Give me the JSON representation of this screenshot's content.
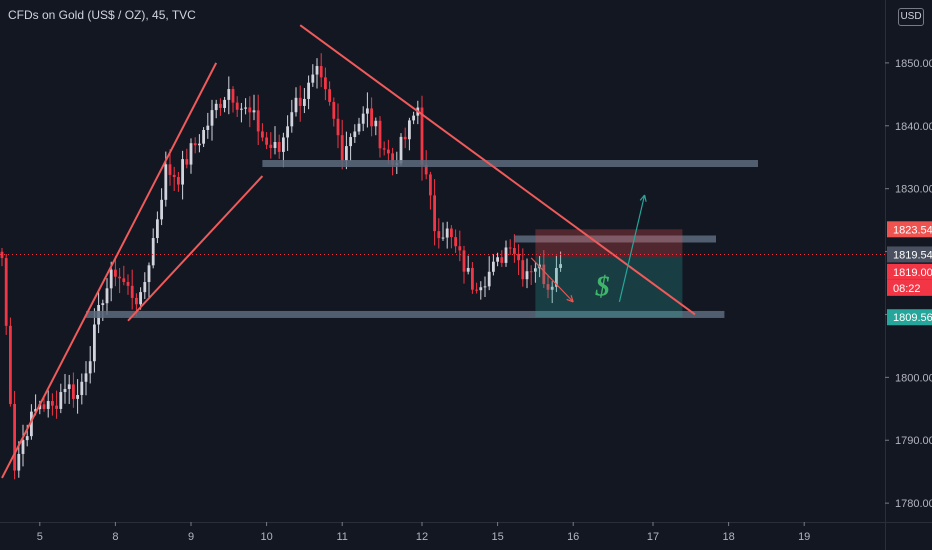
{
  "header": {
    "title": "CFDs on Gold (US$ / OZ), 45, TVC",
    "currency": "USD"
  },
  "colors": {
    "background": "#131722",
    "up": "#d1d4dc",
    "down": "#f23645",
    "trendline": "#f05a5a",
    "level": "#5d6b7e",
    "target": "#26a69a",
    "stop": "#ef5350",
    "price_line": "#f23645"
  },
  "badges": {
    "stop_price": "1823.54",
    "current_price": "1819.54",
    "entry_price": "1819.00",
    "countdown": "08:22",
    "target_price": "1809.56"
  },
  "chart_data": {
    "type": "candlestick",
    "title": "CFDs on Gold (US$ / OZ), 45, TVC",
    "instrument": "CFDs on Gold (US$ / OZ)",
    "interval": "45",
    "source": "TVC",
    "currency": "USD",
    "x_ticks": [
      "5",
      "8",
      "9",
      "10",
      "11",
      "12",
      "15",
      "16",
      "17",
      "18",
      "19"
    ],
    "y_ticks": [
      1780,
      1790,
      1800,
      1810,
      1820,
      1830,
      1840,
      1850
    ],
    "y_tick_labels": [
      "1780.00",
      "1790.00",
      "1800.00",
      "1810.00",
      "1820.00",
      "1830.00",
      "1840.00",
      "1850.00"
    ],
    "ylim": [
      1777,
      1860
    ],
    "close_path": [
      [
        0,
        1819
      ],
      [
        3,
        1786
      ],
      [
        6,
        1792
      ],
      [
        9,
        1796
      ],
      [
        12,
        1795
      ],
      [
        15,
        1799
      ],
      [
        18,
        1797
      ],
      [
        21,
        1804
      ],
      [
        24,
        1813
      ],
      [
        27,
        1817
      ],
      [
        30,
        1814
      ],
      [
        33,
        1812
      ],
      [
        36,
        1822
      ],
      [
        39,
        1833
      ],
      [
        42,
        1832
      ],
      [
        45,
        1836
      ],
      [
        48,
        1839
      ],
      [
        51,
        1843
      ],
      [
        54,
        1846
      ],
      [
        57,
        1843
      ],
      [
        60,
        1841
      ],
      [
        63,
        1837
      ],
      [
        66,
        1836
      ],
      [
        69,
        1843
      ],
      [
        72,
        1845
      ],
      [
        75,
        1848
      ],
      [
        78,
        1843
      ],
      [
        81,
        1836
      ],
      [
        84,
        1840
      ],
      [
        87,
        1842
      ],
      [
        90,
        1838
      ],
      [
        93,
        1834
      ],
      [
        96,
        1838
      ],
      [
        99,
        1843
      ],
      [
        100,
        1835
      ],
      [
        103,
        1824
      ],
      [
        106,
        1823
      ],
      [
        109,
        1819
      ],
      [
        112,
        1815
      ],
      [
        115,
        1816
      ],
      [
        118,
        1818
      ],
      [
        121,
        1822
      ],
      [
        124,
        1817
      ],
      [
        127,
        1818
      ],
      [
        130,
        1815
      ],
      [
        133,
        1818
      ]
    ],
    "trendlines": [
      {
        "from": [
          0,
          1784
        ],
        "to": [
          51,
          1850
        ],
        "color": "#f05a5a"
      },
      {
        "from": [
          30,
          1809
        ],
        "to": [
          62,
          1832
        ],
        "color": "#f05a5a"
      },
      {
        "from": [
          71,
          1856
        ],
        "to": [
          165,
          1810
        ],
        "color": "#f05a5a"
      }
    ],
    "horizontal_levels": [
      {
        "price": 1810,
        "from": 20,
        "to": 172
      },
      {
        "price": 1834,
        "from": 62,
        "to": 180
      },
      {
        "price": 1822,
        "from": 122,
        "to": 170
      }
    ],
    "position": {
      "type": "short",
      "entry": 1819.0,
      "stop": 1823.54,
      "target": 1809.56,
      "from": 127,
      "to": 162
    },
    "current_price": 1819.54,
    "countdown": "08:22",
    "annotations": [
      {
        "type": "arrow",
        "direction": "down",
        "from": [
          126,
          1819
        ],
        "to": [
          136,
          1812
        ]
      },
      {
        "type": "arrow",
        "direction": "up",
        "from": [
          147,
          1812
        ],
        "to": [
          153,
          1829
        ]
      },
      {
        "type": "text",
        "text": "$",
        "at": [
          143,
          1814
        ]
      }
    ]
  }
}
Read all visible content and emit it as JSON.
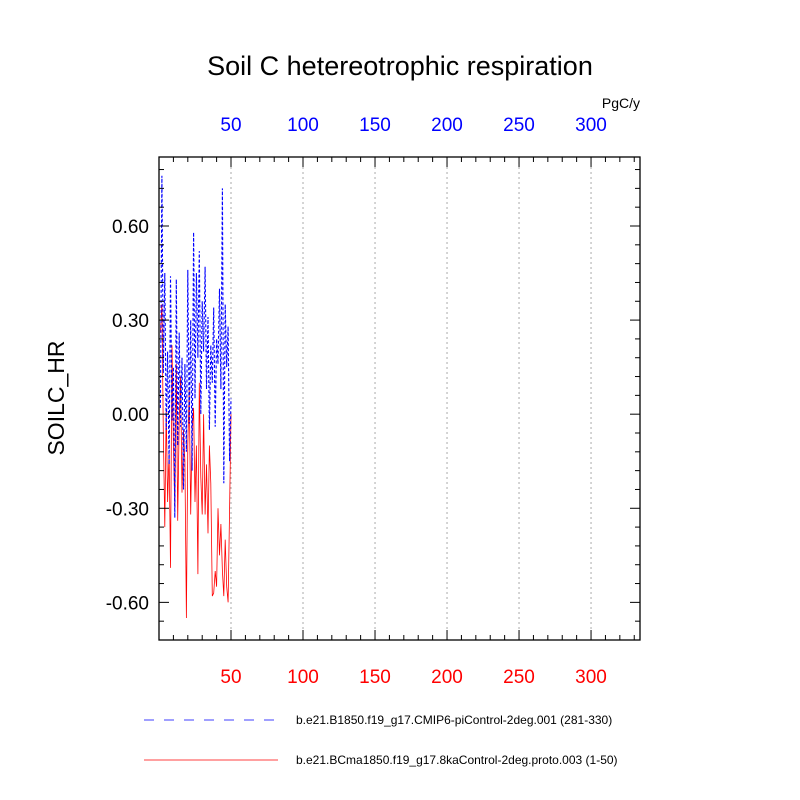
{
  "chart_data": {
    "type": "line",
    "title": "Soil C hetereotrophic respiration",
    "ylabel": "SOILC_HR",
    "units_label": "PgC/y",
    "xlim": [
      0,
      334
    ],
    "ylim": [
      -0.72,
      0.82
    ],
    "x_ticks": [
      50,
      100,
      150,
      200,
      250,
      300
    ],
    "x_tick_labels": [
      "50",
      "100",
      "150",
      "200",
      "250",
      "300"
    ],
    "y_ticks": [
      -0.6,
      -0.3,
      0.0,
      0.3,
      0.6
    ],
    "y_tick_labels": [
      "-0.60",
      "-0.30",
      "0.00",
      "0.30",
      "0.60"
    ],
    "top_axis_color": "#0000ff",
    "bottom_axis_color": "#ff0000",
    "grid": "vertical dotted at major x ticks",
    "series": [
      {
        "name": "b.e21.B1850.f19_g17.CMIP6-piControl-2deg.001 (281-330)",
        "color": "#0000ff",
        "dash": "dashed",
        "x": [
          1,
          2,
          3,
          4,
          5,
          6,
          7,
          8,
          9,
          10,
          11,
          12,
          13,
          14,
          15,
          16,
          17,
          18,
          19,
          20,
          21,
          22,
          23,
          24,
          25,
          26,
          27,
          28,
          29,
          30,
          31,
          32,
          33,
          34,
          35,
          36,
          37,
          38,
          39,
          40,
          41,
          42,
          43,
          44,
          45,
          46,
          47,
          48,
          49,
          50
        ],
        "values": [
          0.02,
          0.76,
          0.13,
          0.45,
          -0.05,
          0.2,
          -0.16,
          0.44,
          -0.02,
          0.15,
          -0.33,
          0.43,
          -0.1,
          0.26,
          -0.04,
          0.18,
          -0.24,
          0.16,
          -0.12,
          0.46,
          -0.03,
          0.3,
          -0.18,
          0.58,
          0.05,
          0.45,
          0.18,
          0.52,
          0.0,
          0.36,
          0.2,
          0.47,
          0.08,
          0.31,
          -0.05,
          0.22,
          0.1,
          0.34,
          -0.04,
          0.24,
          0.16,
          0.4,
          0.08,
          0.72,
          -0.22,
          0.35,
          0.15,
          0.28,
          -0.15,
          0.05
        ]
      },
      {
        "name": "b.e21.BCma1850.f19_g17.8kaControl-2deg.proto.003 (1-50)",
        "color": "#ff0000",
        "dash": "solid",
        "x": [
          1,
          2,
          3,
          4,
          5,
          6,
          7,
          8,
          9,
          10,
          11,
          12,
          13,
          14,
          15,
          16,
          17,
          18,
          19,
          20,
          21,
          22,
          23,
          24,
          25,
          26,
          27,
          28,
          29,
          30,
          31,
          32,
          33,
          34,
          35,
          36,
          37,
          38,
          39,
          40,
          41,
          42,
          43,
          44,
          45,
          46,
          47,
          48,
          49,
          50
        ],
        "values": [
          0.26,
          0.35,
          -0.05,
          -0.36,
          0.02,
          -0.28,
          -0.12,
          -0.49,
          0.22,
          -0.1,
          -0.3,
          0.16,
          -0.34,
          -0.02,
          0.12,
          -0.25,
          -0.05,
          -0.15,
          -0.65,
          -0.1,
          0.08,
          -0.32,
          -0.05,
          0.02,
          -0.28,
          -0.1,
          -0.51,
          0.1,
          -0.2,
          -0.32,
          0.0,
          -0.32,
          -0.16,
          -0.38,
          -0.1,
          -0.22,
          -0.58,
          -0.57,
          -0.5,
          -0.55,
          -0.3,
          -0.45,
          -0.35,
          -0.5,
          -0.58,
          -0.4,
          -0.55,
          -0.6,
          -0.3,
          0.0
        ]
      }
    ]
  }
}
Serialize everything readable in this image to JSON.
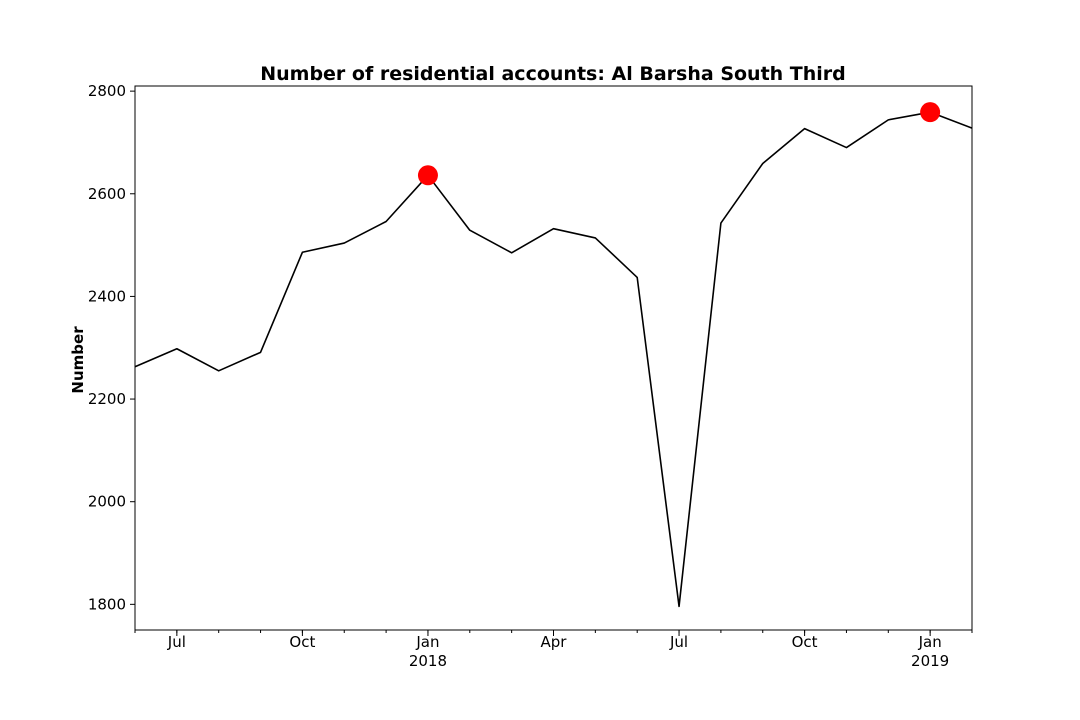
{
  "chart_data": {
    "type": "line",
    "title": "Number of residential accounts: Al Barsha South Third",
    "xlabel": "",
    "ylabel": "Number",
    "x": [
      "2017-06",
      "2017-07",
      "2017-08",
      "2017-09",
      "2017-10",
      "2017-11",
      "2017-12",
      "2018-01",
      "2018-02",
      "2018-03",
      "2018-04",
      "2018-05",
      "2018-06",
      "2018-07",
      "2018-08",
      "2018-09",
      "2018-10",
      "2018-11",
      "2018-12",
      "2019-01",
      "2019-02"
    ],
    "series": [
      {
        "values": [
          2263,
          2298,
          2255,
          2291,
          2486,
          2504,
          2546,
          2636,
          2529,
          2485,
          2532,
          2514,
          2437,
          1796,
          2543,
          2659,
          2727,
          2690,
          2744,
          2759,
          2728
        ],
        "color": "#000000"
      }
    ],
    "highlights": [
      {
        "x": "2018-01",
        "y": 2636,
        "color": "#ff0000"
      },
      {
        "x": "2019-01",
        "y": 2759,
        "color": "#ff0000"
      }
    ],
    "xlim": [
      "2017-06",
      "2019-02"
    ],
    "ylim": [
      1750,
      2810
    ],
    "y_ticks": [
      1800,
      2000,
      2200,
      2400,
      2600,
      2800
    ],
    "x_ticks": [
      {
        "x": "2017-07",
        "label": "Jul",
        "sub": ""
      },
      {
        "x": "2017-10",
        "label": "Oct",
        "sub": ""
      },
      {
        "x": "2018-01",
        "label": "Jan",
        "sub": "2018"
      },
      {
        "x": "2018-04",
        "label": "Apr",
        "sub": ""
      },
      {
        "x": "2018-07",
        "label": "Jul",
        "sub": ""
      },
      {
        "x": "2018-10",
        "label": "Oct",
        "sub": ""
      },
      {
        "x": "2019-01",
        "label": "Jan",
        "sub": "2019"
      }
    ],
    "grid": false,
    "legend": "none"
  }
}
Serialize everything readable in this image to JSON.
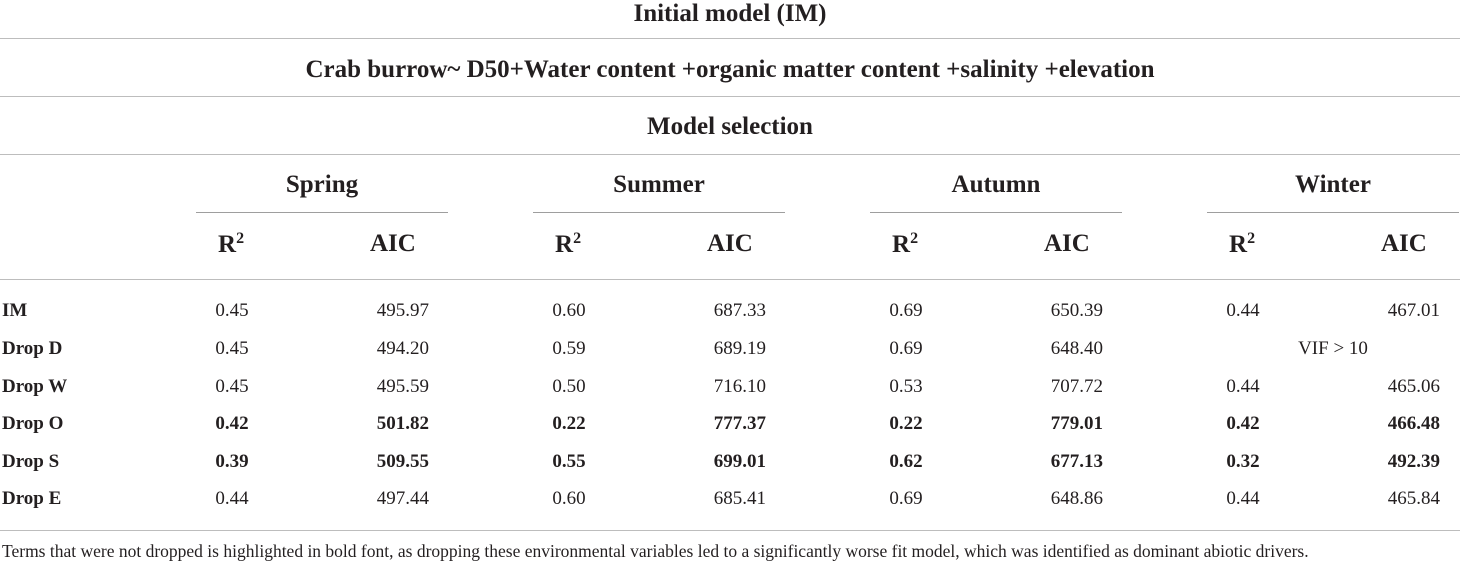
{
  "title_row": "Initial model (IM)",
  "formula_row": "Crab burrow~ D50+Water content +organic matter content +salinity +elevation",
  "selection_row": "Model selection",
  "seasons": [
    "Spring",
    "Summer",
    "Autumn",
    "Winter"
  ],
  "col_r2": "R",
  "col_r2_sup": "2",
  "col_aic": "AIC",
  "rows": [
    {
      "label": "IM",
      "bold": false,
      "values": [
        "0.45",
        "495.97",
        "0.60",
        "687.33",
        "0.69",
        "650.39",
        "0.44",
        "467.01"
      ]
    },
    {
      "label": "Drop D",
      "bold": false,
      "values": [
        "0.45",
        "494.20",
        "0.59",
        "689.19",
        "0.69",
        "648.40"
      ],
      "winter_note": "VIF > 10"
    },
    {
      "label": "Drop W",
      "bold": false,
      "values": [
        "0.45",
        "495.59",
        "0.50",
        "716.10",
        "0.53",
        "707.72",
        "0.44",
        "465.06"
      ]
    },
    {
      "label": "Drop O",
      "bold": true,
      "values": [
        "0.42",
        "501.82",
        "0.22",
        "777.37",
        "0.22",
        "779.01",
        "0.42",
        "466.48"
      ]
    },
    {
      "label": "Drop S",
      "bold": true,
      "values": [
        "0.39",
        "509.55",
        "0.55",
        "699.01",
        "0.62",
        "677.13",
        "0.32",
        "492.39"
      ]
    },
    {
      "label": "Drop E",
      "bold": false,
      "values": [
        "0.44",
        "497.44",
        "0.60",
        "685.41",
        "0.69",
        "648.86",
        "0.44",
        "465.84"
      ]
    }
  ],
  "footnote": "Terms that were not dropped is highlighted in bold font, as dropping these environmental variables led to a significantly worse fit model, which was identified as dominant abiotic drivers."
}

________________

Work to do: Go through the data and count each line that has the word "Number", then give the total alone.

Answer to this task: 2